Stored data
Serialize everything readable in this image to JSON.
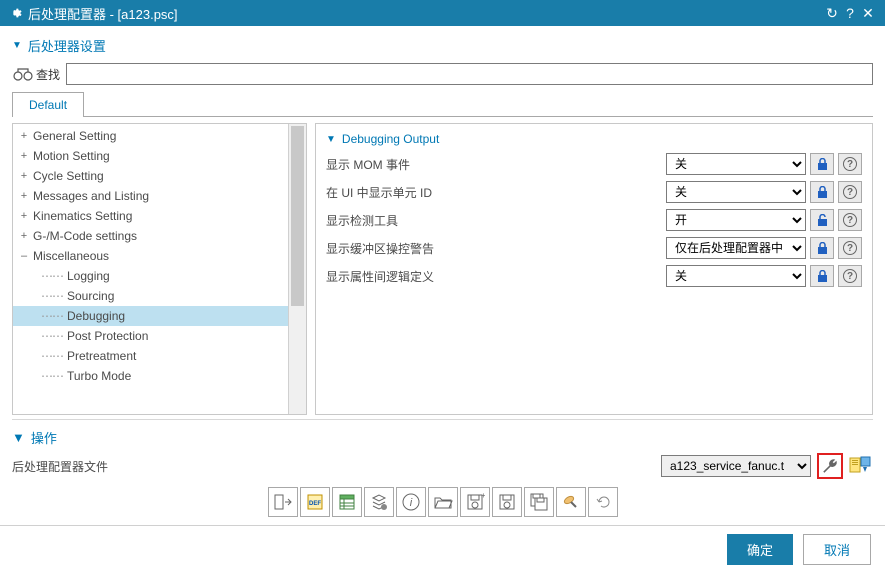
{
  "titlebar": {
    "title": "后处理配置器 - [a123.psc]"
  },
  "section1": {
    "title": "后处理器设置"
  },
  "find": {
    "label": "查找",
    "value": ""
  },
  "tabs": [
    {
      "label": "Default"
    }
  ],
  "tree": [
    {
      "label": "General Setting",
      "expander": "+",
      "child": false
    },
    {
      "label": "Motion Setting",
      "expander": "+",
      "child": false
    },
    {
      "label": "Cycle Setting",
      "expander": "+",
      "child": false
    },
    {
      "label": "Messages and Listing",
      "expander": "+",
      "child": false
    },
    {
      "label": "Kinematics Setting",
      "expander": "+",
      "child": false
    },
    {
      "label": "G-/M-Code settings",
      "expander": "+",
      "child": false
    },
    {
      "label": "Miscellaneous",
      "expander": "–",
      "child": false
    },
    {
      "label": "Logging",
      "child": true
    },
    {
      "label": "Sourcing",
      "child": true
    },
    {
      "label": "Debugging",
      "child": true,
      "selected": true
    },
    {
      "label": "Post Protection",
      "child": true
    },
    {
      "label": "Pretreatment",
      "child": true
    },
    {
      "label": "Turbo Mode",
      "child": true
    }
  ],
  "group": {
    "title": "Debugging Output"
  },
  "props": [
    {
      "label": "显示 MOM 事件",
      "value": "关",
      "locked": true
    },
    {
      "label": "在 UI 中显示单元 ID",
      "value": "关",
      "locked": true
    },
    {
      "label": "显示检测工具",
      "value": "开",
      "locked": false
    },
    {
      "label": "显示缓冲区操控警告",
      "value": "仅在后处理配置器中",
      "locked": true
    },
    {
      "label": "显示属性间逻辑定义",
      "value": "关",
      "locked": true
    }
  ],
  "ops": {
    "title": "操作",
    "file_label": "后处理配置器文件",
    "file_value": "a123_service_fanuc.t"
  },
  "footer": {
    "ok": "确定",
    "cancel": "取消"
  }
}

THE PROBLEM: Quote every entry exactly, with the pictures omitted.

WRITTEN SOLUTION:
Serialize everything readable in this image to JSON.
{
  "titlebar": {
    "title": "后处理配置器 - [a123.psc]"
  },
  "section1": {
    "title": "后处理器设置"
  },
  "find": {
    "label": "查找",
    "value": ""
  },
  "tabs": [
    {
      "label": "Default"
    }
  ],
  "tree": [
    {
      "label": "General Setting",
      "expander": "+",
      "child": false
    },
    {
      "label": "Motion Setting",
      "expander": "+",
      "child": false
    },
    {
      "label": "Cycle Setting",
      "expander": "+",
      "child": false
    },
    {
      "label": "Messages and Listing",
      "expander": "+",
      "child": false
    },
    {
      "label": "Kinematics Setting",
      "expander": "+",
      "child": false
    },
    {
      "label": "G-/M-Code settings",
      "expander": "+",
      "child": false
    },
    {
      "label": "Miscellaneous",
      "expander": "–",
      "child": false
    },
    {
      "label": "Logging",
      "child": true
    },
    {
      "label": "Sourcing",
      "child": true
    },
    {
      "label": "Debugging",
      "child": true,
      "selected": true
    },
    {
      "label": "Post Protection",
      "child": true
    },
    {
      "label": "Pretreatment",
      "child": true
    },
    {
      "label": "Turbo Mode",
      "child": true
    }
  ],
  "group": {
    "title": "Debugging Output"
  },
  "props": [
    {
      "label": "显示 MOM 事件",
      "value": "关",
      "locked": true
    },
    {
      "label": "在 UI 中显示单元 ID",
      "value": "关",
      "locked": true
    },
    {
      "label": "显示检测工具",
      "value": "开",
      "locked": false
    },
    {
      "label": "显示缓冲区操控警告",
      "value": "仅在后处理配置器中",
      "locked": true
    },
    {
      "label": "显示属性间逻辑定义",
      "value": "关",
      "locked": true
    }
  ],
  "ops": {
    "title": "操作",
    "file_label": "后处理配置器文件",
    "file_value": "a123_service_fanuc.t"
  },
  "footer": {
    "ok": "确定",
    "cancel": "取消"
  }
}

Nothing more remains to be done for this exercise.